* START *

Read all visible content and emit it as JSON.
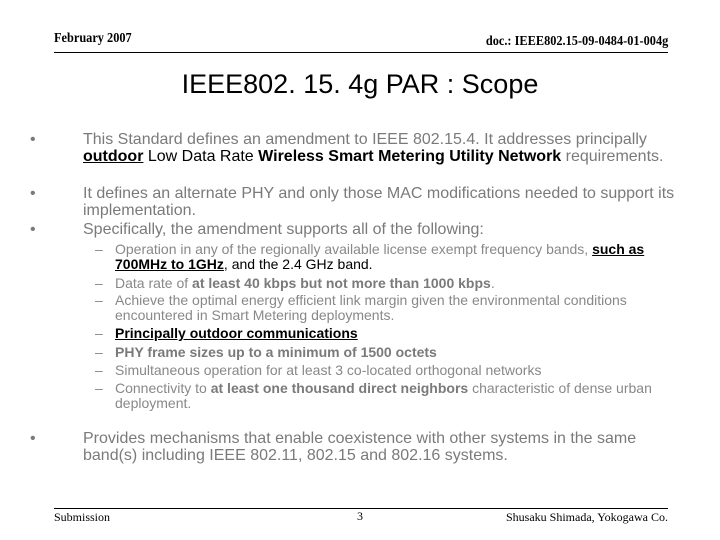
{
  "header": {
    "date": "February 2007",
    "doc_id": "doc.: IEEE802.15-09-0484-01-004g"
  },
  "title": "IEEE802. 15. 4g  PAR : Scope",
  "bullets": {
    "b1": {
      "p1": "This Standard defines an amendment to IEEE 802.15.4. It addresses principally ",
      "p2": "outdoor",
      "p3": " Low Data Rate ",
      "p4": "Wireless Smart Metering Utility Network",
      "p5": " requirements."
    },
    "b2": "It defines an alternate PHY and only those MAC modifications needed to support its implementation.",
    "b3": "Specifically, the amendment supports all of the following:",
    "b4": "Provides mechanisms that enable coexistence with other systems in the same band(s) including IEEE 802.11, 802.15 and 802.16  systems."
  },
  "sub_items": {
    "s1": {
      "p1": " Operation in any of the regionally available license exempt frequency bands, ",
      "p2": "such as 700MHz to 1GHz",
      "p3": ", and the 2.4 GHz band."
    },
    "s2": {
      "p1": "Data rate of ",
      "p2": "at least 40 kbps but not more than 1000 kbps",
      "p3": "."
    },
    "s3": " Achieve the optimal energy efficient link margin given the environmental conditions encountered in Smart Metering deployments.",
    "s4": "Principally outdoor communications",
    "s5": "PHY frame sizes up to a minimum of 1500 octets",
    "s6": " Simultaneous operation for at least 3 co-located orthogonal networks",
    "s7": {
      "p1": " Connectivity to ",
      "p2": "at least one thousand direct neighbors",
      "p3": " characteristic of dense urban deployment."
    }
  },
  "markers": {
    "bullet": "•",
    "dash": "–"
  },
  "footer": {
    "left": "Submission",
    "page": "3",
    "author": "Shusaku Shimada, Yokogawa Co."
  }
}
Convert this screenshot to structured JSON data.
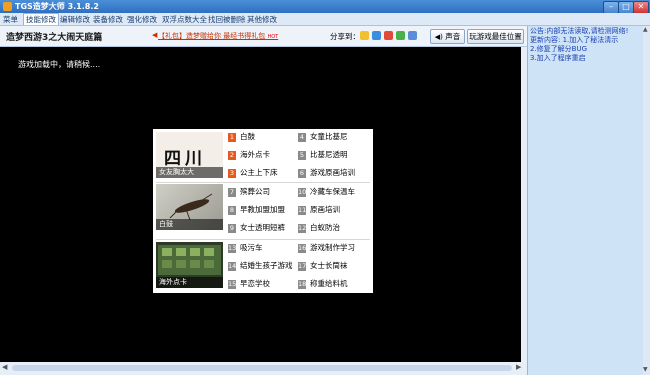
{
  "window": {
    "title": "TGS造梦大师 3.1.8.2",
    "minimize": "–",
    "maximize": "□",
    "close": "✕"
  },
  "menu": [
    "菜单",
    "技能修改",
    "编辑修改",
    "装备修改",
    "强化修改",
    "双浮点数大全",
    "找回被删除",
    "其他修改"
  ],
  "menu_active_index": 1,
  "toolbar": {
    "game_title": "造梦西游3之大闹天庭篇",
    "promo_text": "【礼包】造梦赠给你 最经书得礼包",
    "promo_badge": "HOT",
    "share_label": "分享到：",
    "share_icons": [
      "qzone-icon",
      "weibo-icon",
      "tencent-weibo-icon",
      "renren-icon",
      "douban-icon"
    ],
    "sound_button": "声音",
    "best_position_button": "玩游戏最佳位置"
  },
  "game": {
    "loading_text": "游戏加载中，请稍候....",
    "thumbnails": [
      {
        "art": "四川",
        "caption": "女友胸太大"
      },
      {
        "caption": "白鼓"
      },
      {
        "caption": "海外点卡"
      }
    ],
    "items": [
      {
        "num": "1",
        "text": "白鼓",
        "hot": true
      },
      {
        "num": "2",
        "text": "海外点卡",
        "hot": true
      },
      {
        "num": "3",
        "text": "公主上下床",
        "hot": true
      },
      {
        "num": "4",
        "text": "女童比基尼",
        "hot": false
      },
      {
        "num": "5",
        "text": "比基尼透明",
        "hot": false
      },
      {
        "num": "6",
        "text": "游戏原画培训",
        "hot": false
      },
      {
        "num": "7",
        "text": "殡葬公司",
        "hot": false
      },
      {
        "num": "8",
        "text": "早教加盟加盟",
        "hot": false
      },
      {
        "num": "9",
        "text": "女士透明短裤",
        "hot": false
      },
      {
        "num": "10",
        "text": "冷藏车保温车",
        "hot": false
      },
      {
        "num": "11",
        "text": "原画培训",
        "hot": false
      },
      {
        "num": "12",
        "text": "白蚁防治",
        "hot": false
      },
      {
        "num": "13",
        "text": "吸污车",
        "hot": false
      },
      {
        "num": "14",
        "text": "结婚生孩子游戏",
        "hot": false
      },
      {
        "num": "15",
        "text": "早恋学校",
        "hot": false
      },
      {
        "num": "16",
        "text": "游戏制作学习",
        "hot": false
      },
      {
        "num": "17",
        "text": "女士长筒袜",
        "hot": false
      },
      {
        "num": "18",
        "text": "称重给料机",
        "hot": false
      }
    ]
  },
  "log": {
    "lines": [
      "公告:内部无法读取,请检测网络!",
      "更新内容: 1.加入了秘法清示",
      "2.修复了解分BUG",
      "3.加入了程序重启"
    ]
  },
  "colors": {
    "accent": "#2f6fbf",
    "hot_number": "#e85a1c",
    "log_text": "#1a3fb0"
  }
}
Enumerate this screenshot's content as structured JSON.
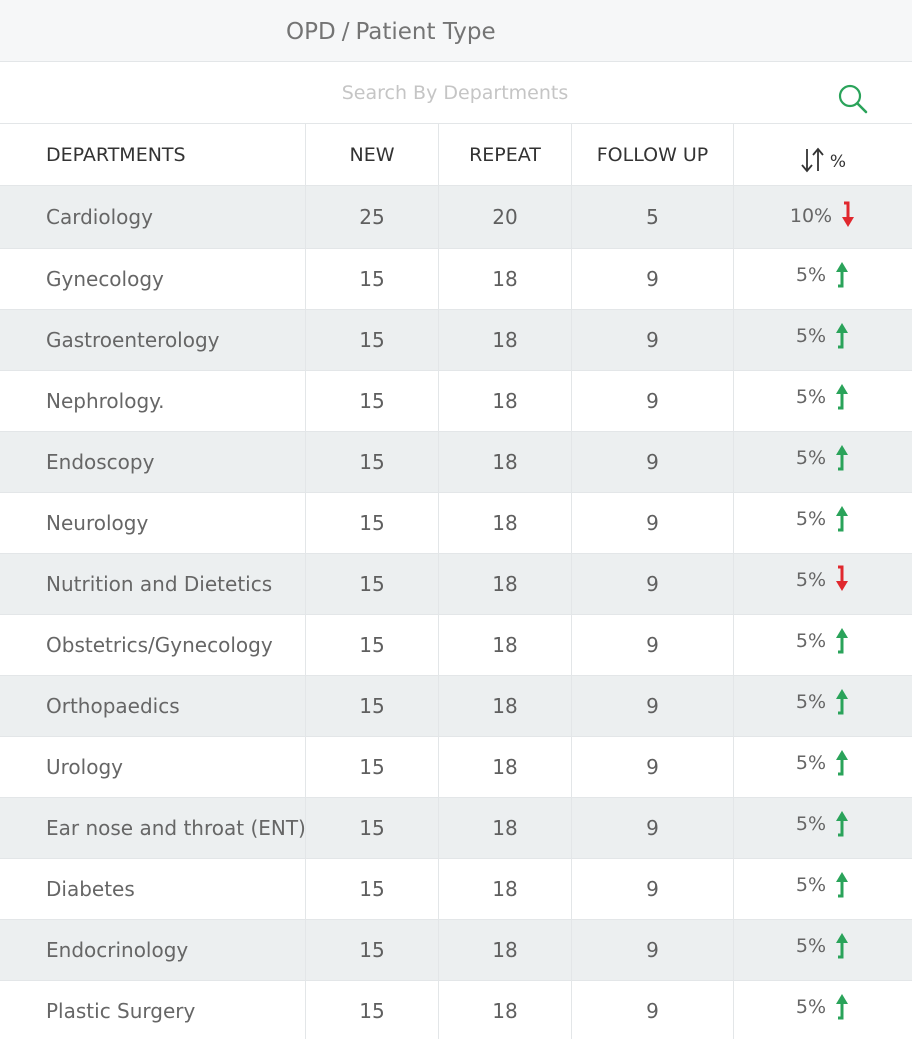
{
  "header": {
    "breadcrumb": [
      "OPD",
      "Patient Type"
    ],
    "separator": "/"
  },
  "search": {
    "placeholder": "Search By Departments",
    "value": ""
  },
  "table": {
    "columns": [
      "DEPARTMENTS",
      "NEW",
      "REPEAT",
      "FOLLOW UP"
    ],
    "pct_label": "%",
    "rows": [
      {
        "dept": "Cardiology",
        "new": "25",
        "repeat": "20",
        "follow_up": "5",
        "pct": "10%",
        "trend": "down"
      },
      {
        "dept": "Gynecology",
        "new": "15",
        "repeat": "18",
        "follow_up": "9",
        "pct": "5%",
        "trend": "up"
      },
      {
        "dept": "Gastroenterology",
        "new": "15",
        "repeat": "18",
        "follow_up": "9",
        "pct": "5%",
        "trend": "up"
      },
      {
        "dept": "Nephrology.",
        "new": "15",
        "repeat": "18",
        "follow_up": "9",
        "pct": "5%",
        "trend": "up"
      },
      {
        "dept": "Endoscopy",
        "new": "15",
        "repeat": "18",
        "follow_up": "9",
        "pct": "5%",
        "trend": "up"
      },
      {
        "dept": "Neurology",
        "new": "15",
        "repeat": "18",
        "follow_up": "9",
        "pct": "5%",
        "trend": "up"
      },
      {
        "dept": "Nutrition and Dietetics",
        "new": "15",
        "repeat": "18",
        "follow_up": "9",
        "pct": "5%",
        "trend": "down"
      },
      {
        "dept": "Obstetrics/Gynecology",
        "new": "15",
        "repeat": "18",
        "follow_up": "9",
        "pct": "5%",
        "trend": "up"
      },
      {
        "dept": "Orthopaedics",
        "new": "15",
        "repeat": "18",
        "follow_up": "9",
        "pct": "5%",
        "trend": "up"
      },
      {
        "dept": "Urology",
        "new": "15",
        "repeat": "18",
        "follow_up": "9",
        "pct": "5%",
        "trend": "up"
      },
      {
        "dept": "Ear nose and throat (ENT)",
        "new": "15",
        "repeat": "18",
        "follow_up": "9",
        "pct": "5%",
        "trend": "up"
      },
      {
        "dept": "Diabetes",
        "new": "15",
        "repeat": "18",
        "follow_up": "9",
        "pct": "5%",
        "trend": "up"
      },
      {
        "dept": "Endocrinology",
        "new": "15",
        "repeat": "18",
        "follow_up": "9",
        "pct": "5%",
        "trend": "up"
      },
      {
        "dept": "Plastic Surgery",
        "new": "15",
        "repeat": "18",
        "follow_up": "9",
        "pct": "5%",
        "trend": "up"
      }
    ]
  },
  "icons": {
    "search": "search-icon",
    "sort": "sort-icon",
    "up": "arrow-up-icon",
    "down": "arrow-down-icon"
  },
  "colors": {
    "up": "#2aa35a",
    "down": "#e0282e",
    "search": "#2aa35a",
    "shade": "#eceff0",
    "topbar": "#f6f7f8"
  }
}
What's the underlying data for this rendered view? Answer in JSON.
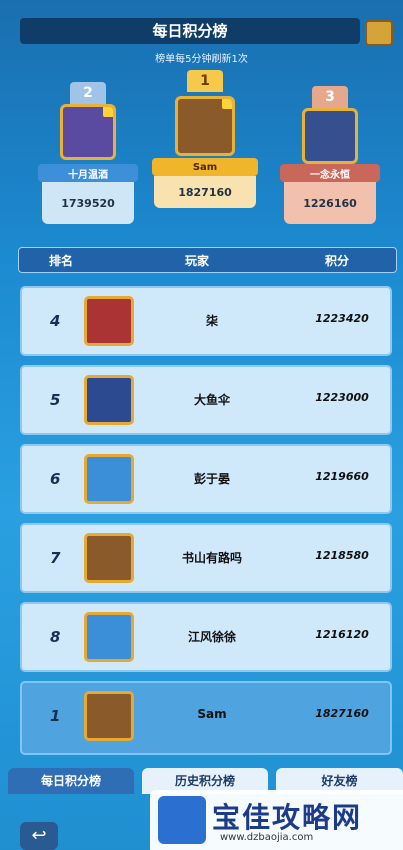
{
  "header": {
    "title": "每日积分榜",
    "subtitle": "榜单每5分钟刷新1次"
  },
  "podium": [
    {
      "rank": "2",
      "name": "十月温酒",
      "score": "1739520"
    },
    {
      "rank": "1",
      "name": "Sam",
      "score": "1827160"
    },
    {
      "rank": "3",
      "name": "一念永恒",
      "score": "1226160"
    }
  ],
  "columns": {
    "rank": "排名",
    "player": "玩家",
    "score": "积分"
  },
  "rows": [
    {
      "rank": "4",
      "name": "柒",
      "score": "1223420"
    },
    {
      "rank": "5",
      "name": "大鱼伞",
      "score": "1223000"
    },
    {
      "rank": "6",
      "name": "彭于晏",
      "score": "1219660"
    },
    {
      "rank": "7",
      "name": "书山有路吗",
      "score": "1218580"
    },
    {
      "rank": "8",
      "name": "江风徐徐",
      "score": "1216120"
    }
  ],
  "self": {
    "rank": "1",
    "name": "Sam",
    "score": "1827160"
  },
  "tabs": {
    "daily": "每日积分榜",
    "history": "历史积分榜",
    "friends": "好友榜"
  },
  "watermark": {
    "text": "宝佳攻略网",
    "url": "www.dzbaojia.com"
  },
  "colors": {
    "podium1": "#f6c94a",
    "podium2": "#4aa7e5",
    "podium3": "#e08b74",
    "active_tab": "#2f6db5"
  }
}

* END *

→ TASK REQUIREMENTS:
Locate the lines above that contain "outdoor" and copy them.

→ ANSWER IN FULL:
      "p2": "outdoor",
    "s4": "Principally outdoor communications",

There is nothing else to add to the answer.